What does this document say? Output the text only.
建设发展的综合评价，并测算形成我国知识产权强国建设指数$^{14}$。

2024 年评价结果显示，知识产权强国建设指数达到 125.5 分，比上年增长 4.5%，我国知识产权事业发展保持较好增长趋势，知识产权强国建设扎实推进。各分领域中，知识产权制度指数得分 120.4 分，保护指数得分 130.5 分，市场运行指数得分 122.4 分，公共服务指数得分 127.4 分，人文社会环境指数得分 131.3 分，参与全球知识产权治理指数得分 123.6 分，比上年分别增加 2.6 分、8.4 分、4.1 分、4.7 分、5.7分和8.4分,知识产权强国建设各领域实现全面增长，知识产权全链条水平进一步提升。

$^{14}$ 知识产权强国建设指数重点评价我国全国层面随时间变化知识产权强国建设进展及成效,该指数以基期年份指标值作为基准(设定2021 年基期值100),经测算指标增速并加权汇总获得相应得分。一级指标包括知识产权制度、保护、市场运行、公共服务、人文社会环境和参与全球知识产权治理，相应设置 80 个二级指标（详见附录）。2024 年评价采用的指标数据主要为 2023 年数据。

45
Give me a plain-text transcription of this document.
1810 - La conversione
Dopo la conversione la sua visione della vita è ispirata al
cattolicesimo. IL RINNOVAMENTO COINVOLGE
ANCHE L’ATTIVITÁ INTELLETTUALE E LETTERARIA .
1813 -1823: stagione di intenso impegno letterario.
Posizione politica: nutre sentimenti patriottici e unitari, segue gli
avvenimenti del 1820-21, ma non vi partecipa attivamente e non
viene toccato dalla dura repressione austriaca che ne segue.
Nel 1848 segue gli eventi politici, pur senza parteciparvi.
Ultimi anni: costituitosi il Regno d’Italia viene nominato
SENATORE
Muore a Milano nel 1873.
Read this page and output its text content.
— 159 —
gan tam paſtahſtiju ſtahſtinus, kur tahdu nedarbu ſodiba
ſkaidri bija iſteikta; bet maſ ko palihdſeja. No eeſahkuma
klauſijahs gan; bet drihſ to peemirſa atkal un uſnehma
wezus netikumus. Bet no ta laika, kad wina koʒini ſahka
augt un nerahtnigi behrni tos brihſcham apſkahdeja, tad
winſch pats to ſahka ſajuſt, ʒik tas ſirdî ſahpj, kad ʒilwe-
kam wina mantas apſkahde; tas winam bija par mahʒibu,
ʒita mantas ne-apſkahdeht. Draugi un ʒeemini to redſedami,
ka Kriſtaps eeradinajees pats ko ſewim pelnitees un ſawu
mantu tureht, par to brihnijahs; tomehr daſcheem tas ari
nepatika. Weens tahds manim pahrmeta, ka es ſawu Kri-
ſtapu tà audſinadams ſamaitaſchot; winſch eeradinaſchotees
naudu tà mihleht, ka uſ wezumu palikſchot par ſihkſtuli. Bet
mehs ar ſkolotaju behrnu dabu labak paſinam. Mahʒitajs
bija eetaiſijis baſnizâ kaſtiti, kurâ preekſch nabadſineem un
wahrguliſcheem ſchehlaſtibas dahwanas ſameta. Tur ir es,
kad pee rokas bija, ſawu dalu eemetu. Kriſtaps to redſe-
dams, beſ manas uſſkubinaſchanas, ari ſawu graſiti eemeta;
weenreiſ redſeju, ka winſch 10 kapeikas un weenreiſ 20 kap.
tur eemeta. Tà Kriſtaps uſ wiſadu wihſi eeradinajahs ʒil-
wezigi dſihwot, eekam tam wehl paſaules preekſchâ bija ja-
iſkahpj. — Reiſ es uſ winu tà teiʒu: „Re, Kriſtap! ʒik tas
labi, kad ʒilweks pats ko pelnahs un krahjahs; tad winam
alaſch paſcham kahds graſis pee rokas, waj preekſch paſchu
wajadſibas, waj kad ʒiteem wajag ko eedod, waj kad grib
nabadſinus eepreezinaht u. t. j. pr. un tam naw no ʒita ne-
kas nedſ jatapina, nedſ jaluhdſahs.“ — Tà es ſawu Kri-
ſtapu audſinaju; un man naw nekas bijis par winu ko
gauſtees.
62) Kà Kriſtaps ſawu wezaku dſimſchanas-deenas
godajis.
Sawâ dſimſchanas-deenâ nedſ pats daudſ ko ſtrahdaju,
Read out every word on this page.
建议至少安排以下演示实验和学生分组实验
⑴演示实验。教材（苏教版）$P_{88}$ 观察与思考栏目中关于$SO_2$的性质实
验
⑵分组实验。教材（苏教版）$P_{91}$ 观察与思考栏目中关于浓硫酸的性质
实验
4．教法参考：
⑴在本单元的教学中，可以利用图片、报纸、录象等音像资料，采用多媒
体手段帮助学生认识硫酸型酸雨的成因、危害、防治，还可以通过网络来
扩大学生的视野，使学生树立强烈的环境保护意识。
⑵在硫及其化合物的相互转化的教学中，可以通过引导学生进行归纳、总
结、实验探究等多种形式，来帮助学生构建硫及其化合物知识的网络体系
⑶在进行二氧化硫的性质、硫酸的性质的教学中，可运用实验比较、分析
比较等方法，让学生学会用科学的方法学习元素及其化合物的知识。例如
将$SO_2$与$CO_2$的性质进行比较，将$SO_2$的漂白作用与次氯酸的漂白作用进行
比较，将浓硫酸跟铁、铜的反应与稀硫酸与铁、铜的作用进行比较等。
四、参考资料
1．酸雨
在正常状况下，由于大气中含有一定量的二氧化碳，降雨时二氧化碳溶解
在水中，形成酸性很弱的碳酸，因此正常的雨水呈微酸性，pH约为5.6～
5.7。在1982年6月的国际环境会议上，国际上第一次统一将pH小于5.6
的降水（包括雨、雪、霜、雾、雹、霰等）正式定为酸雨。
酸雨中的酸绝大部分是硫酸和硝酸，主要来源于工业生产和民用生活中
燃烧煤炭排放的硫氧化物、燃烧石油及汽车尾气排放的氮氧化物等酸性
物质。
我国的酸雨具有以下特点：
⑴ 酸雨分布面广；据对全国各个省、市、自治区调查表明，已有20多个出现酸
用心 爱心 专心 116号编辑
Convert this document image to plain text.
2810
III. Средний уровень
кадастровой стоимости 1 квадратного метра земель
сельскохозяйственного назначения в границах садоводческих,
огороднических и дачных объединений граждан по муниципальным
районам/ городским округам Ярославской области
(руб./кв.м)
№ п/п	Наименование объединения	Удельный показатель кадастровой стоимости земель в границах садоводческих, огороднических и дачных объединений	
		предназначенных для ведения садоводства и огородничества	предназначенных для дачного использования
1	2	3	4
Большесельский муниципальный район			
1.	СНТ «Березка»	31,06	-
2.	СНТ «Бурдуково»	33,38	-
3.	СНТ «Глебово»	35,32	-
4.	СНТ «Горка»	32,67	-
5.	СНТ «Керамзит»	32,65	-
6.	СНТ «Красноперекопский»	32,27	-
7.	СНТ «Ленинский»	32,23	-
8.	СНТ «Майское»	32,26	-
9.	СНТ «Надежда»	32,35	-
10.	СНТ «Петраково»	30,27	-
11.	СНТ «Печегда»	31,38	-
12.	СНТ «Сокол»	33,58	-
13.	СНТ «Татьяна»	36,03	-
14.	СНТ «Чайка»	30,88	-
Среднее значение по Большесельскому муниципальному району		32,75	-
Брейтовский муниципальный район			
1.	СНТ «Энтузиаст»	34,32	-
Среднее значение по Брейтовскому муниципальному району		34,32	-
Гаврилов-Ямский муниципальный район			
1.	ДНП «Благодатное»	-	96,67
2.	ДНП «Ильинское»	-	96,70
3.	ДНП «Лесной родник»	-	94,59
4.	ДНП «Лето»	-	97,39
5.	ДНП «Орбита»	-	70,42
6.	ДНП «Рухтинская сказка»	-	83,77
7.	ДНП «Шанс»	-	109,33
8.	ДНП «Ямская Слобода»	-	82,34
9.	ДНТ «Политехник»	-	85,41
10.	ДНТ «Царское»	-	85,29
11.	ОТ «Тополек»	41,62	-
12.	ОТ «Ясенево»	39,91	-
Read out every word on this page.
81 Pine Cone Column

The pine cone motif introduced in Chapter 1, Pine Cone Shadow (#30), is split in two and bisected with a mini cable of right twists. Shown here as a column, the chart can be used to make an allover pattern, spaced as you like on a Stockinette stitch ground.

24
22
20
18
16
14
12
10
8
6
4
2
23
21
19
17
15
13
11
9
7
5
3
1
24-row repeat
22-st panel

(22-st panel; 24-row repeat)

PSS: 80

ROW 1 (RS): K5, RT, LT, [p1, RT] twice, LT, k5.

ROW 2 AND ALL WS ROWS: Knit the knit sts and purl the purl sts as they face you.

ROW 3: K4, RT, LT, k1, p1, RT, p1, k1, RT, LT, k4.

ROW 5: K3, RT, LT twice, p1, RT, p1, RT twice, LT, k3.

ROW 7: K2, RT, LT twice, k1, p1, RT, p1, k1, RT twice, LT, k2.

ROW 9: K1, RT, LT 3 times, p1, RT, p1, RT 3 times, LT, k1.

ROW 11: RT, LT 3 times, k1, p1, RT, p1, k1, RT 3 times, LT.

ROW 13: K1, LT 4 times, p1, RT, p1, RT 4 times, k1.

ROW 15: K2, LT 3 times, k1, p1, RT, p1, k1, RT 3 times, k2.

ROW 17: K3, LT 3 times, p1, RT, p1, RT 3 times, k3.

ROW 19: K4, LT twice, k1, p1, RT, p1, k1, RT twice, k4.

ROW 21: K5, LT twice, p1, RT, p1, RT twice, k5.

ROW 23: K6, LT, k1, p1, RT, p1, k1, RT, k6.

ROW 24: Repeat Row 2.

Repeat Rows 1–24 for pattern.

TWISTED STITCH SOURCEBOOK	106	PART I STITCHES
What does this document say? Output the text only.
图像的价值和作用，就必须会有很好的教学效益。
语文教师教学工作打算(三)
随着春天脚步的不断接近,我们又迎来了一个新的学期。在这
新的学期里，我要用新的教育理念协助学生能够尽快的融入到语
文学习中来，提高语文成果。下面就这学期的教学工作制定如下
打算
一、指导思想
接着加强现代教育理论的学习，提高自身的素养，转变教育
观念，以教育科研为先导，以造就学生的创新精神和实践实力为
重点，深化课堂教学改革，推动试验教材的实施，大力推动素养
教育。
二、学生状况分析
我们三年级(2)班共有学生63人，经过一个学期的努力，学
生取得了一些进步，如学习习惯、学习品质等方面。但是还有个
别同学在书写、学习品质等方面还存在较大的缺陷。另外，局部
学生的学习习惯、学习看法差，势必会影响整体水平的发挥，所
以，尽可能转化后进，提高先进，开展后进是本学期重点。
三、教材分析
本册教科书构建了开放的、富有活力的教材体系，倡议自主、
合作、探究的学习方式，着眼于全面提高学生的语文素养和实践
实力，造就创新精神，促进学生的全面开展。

**Required work:**
Write only the number of lines in the data above that include "document".

**Task response:**
4